Problem details →
Filter out everything except lines holding "probability".

[START OF Provided material]

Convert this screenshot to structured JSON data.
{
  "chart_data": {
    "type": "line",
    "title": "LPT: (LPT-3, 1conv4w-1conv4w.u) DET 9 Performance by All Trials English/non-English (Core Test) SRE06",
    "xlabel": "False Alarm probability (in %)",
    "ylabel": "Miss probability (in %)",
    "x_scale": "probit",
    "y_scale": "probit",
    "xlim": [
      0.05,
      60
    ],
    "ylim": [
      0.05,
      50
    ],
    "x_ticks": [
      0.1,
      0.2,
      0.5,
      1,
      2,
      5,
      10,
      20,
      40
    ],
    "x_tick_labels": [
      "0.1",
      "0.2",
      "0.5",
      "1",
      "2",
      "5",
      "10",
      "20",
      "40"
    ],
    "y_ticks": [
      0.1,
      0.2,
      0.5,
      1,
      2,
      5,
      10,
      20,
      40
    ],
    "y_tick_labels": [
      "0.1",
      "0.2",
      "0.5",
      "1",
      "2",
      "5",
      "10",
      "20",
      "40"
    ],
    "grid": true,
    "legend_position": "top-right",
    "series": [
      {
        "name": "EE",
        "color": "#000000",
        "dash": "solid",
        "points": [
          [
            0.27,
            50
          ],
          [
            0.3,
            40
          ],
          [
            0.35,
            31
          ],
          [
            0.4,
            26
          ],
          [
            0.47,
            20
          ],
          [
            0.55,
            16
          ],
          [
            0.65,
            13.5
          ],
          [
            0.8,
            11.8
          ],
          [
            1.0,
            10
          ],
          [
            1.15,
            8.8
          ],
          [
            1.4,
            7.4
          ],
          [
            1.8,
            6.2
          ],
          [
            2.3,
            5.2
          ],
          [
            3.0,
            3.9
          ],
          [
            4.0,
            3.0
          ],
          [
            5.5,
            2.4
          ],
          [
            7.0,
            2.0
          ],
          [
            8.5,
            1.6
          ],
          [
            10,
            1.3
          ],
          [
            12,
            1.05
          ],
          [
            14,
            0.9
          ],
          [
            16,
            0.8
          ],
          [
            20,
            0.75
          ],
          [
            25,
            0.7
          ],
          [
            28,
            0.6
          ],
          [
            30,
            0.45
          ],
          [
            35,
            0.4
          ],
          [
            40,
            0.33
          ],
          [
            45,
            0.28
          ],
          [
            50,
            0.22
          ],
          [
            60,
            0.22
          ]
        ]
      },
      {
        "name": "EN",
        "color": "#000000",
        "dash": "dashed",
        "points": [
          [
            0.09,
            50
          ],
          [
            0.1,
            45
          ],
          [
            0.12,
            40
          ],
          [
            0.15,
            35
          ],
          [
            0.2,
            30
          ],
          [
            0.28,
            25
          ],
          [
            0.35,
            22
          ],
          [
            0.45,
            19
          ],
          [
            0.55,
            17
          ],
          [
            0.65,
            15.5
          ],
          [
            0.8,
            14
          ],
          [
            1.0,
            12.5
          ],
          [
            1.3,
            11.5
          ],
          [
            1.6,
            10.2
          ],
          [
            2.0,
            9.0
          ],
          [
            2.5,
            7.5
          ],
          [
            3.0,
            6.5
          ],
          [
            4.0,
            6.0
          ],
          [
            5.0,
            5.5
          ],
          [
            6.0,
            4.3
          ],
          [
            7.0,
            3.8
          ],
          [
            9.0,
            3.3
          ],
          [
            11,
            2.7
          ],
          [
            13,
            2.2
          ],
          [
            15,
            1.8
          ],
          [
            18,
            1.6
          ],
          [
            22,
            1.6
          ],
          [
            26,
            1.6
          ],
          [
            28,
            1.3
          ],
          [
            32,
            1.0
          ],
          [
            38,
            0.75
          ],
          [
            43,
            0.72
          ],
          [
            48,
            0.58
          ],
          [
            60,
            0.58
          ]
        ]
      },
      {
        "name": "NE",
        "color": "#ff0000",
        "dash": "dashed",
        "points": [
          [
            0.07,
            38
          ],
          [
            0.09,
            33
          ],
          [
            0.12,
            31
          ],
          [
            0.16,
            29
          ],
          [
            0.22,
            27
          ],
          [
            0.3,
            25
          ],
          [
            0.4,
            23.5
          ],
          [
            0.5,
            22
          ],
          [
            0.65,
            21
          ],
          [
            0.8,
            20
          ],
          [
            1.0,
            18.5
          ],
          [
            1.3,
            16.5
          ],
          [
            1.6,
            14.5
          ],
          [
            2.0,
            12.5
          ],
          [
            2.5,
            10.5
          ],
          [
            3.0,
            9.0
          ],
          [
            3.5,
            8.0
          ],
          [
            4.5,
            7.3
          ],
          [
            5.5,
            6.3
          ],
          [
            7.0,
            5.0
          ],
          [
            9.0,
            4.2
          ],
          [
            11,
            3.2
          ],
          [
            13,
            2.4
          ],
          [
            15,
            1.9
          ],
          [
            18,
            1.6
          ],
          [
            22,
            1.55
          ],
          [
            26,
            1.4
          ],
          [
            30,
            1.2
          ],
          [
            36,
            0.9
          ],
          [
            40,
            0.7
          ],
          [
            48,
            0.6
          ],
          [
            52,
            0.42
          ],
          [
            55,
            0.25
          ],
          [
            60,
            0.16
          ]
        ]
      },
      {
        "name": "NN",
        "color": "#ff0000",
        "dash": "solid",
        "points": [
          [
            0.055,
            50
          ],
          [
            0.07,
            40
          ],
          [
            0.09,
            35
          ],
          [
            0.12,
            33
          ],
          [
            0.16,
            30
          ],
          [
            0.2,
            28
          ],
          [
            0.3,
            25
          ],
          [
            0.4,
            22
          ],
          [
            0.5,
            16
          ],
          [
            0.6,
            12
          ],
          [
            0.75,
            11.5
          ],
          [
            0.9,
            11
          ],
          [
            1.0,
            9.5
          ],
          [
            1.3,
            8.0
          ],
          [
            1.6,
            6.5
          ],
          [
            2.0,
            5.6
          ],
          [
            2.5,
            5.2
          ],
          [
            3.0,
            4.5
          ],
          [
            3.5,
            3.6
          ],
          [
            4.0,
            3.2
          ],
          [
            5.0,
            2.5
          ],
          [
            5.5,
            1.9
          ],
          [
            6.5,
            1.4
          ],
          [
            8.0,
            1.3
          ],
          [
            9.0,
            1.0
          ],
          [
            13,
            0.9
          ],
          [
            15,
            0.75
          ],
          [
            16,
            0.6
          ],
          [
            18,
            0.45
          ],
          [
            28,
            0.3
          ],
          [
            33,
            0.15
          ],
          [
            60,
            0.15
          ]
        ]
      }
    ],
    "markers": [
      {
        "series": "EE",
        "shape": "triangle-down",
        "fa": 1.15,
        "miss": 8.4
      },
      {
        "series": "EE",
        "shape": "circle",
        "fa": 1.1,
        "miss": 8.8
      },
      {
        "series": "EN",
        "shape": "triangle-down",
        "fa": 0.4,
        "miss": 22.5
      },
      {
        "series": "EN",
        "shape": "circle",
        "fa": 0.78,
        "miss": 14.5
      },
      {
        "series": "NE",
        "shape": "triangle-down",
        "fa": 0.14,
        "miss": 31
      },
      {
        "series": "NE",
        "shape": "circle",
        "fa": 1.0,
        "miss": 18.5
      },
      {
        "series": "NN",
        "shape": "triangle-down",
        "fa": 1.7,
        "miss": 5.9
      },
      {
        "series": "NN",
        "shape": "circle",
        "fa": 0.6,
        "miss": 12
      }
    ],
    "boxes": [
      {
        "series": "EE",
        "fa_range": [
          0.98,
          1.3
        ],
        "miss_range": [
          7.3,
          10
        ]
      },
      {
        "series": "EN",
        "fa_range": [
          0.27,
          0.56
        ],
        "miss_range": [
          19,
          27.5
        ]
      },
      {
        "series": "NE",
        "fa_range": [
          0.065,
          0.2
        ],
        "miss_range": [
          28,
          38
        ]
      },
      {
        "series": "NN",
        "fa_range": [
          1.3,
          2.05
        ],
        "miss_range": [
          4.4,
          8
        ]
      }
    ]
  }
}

[END OF Provided material]

Exercise output →
    "xlabel": "False Alarm probability (in %)",
    "ylabel": "Miss probability (in %)",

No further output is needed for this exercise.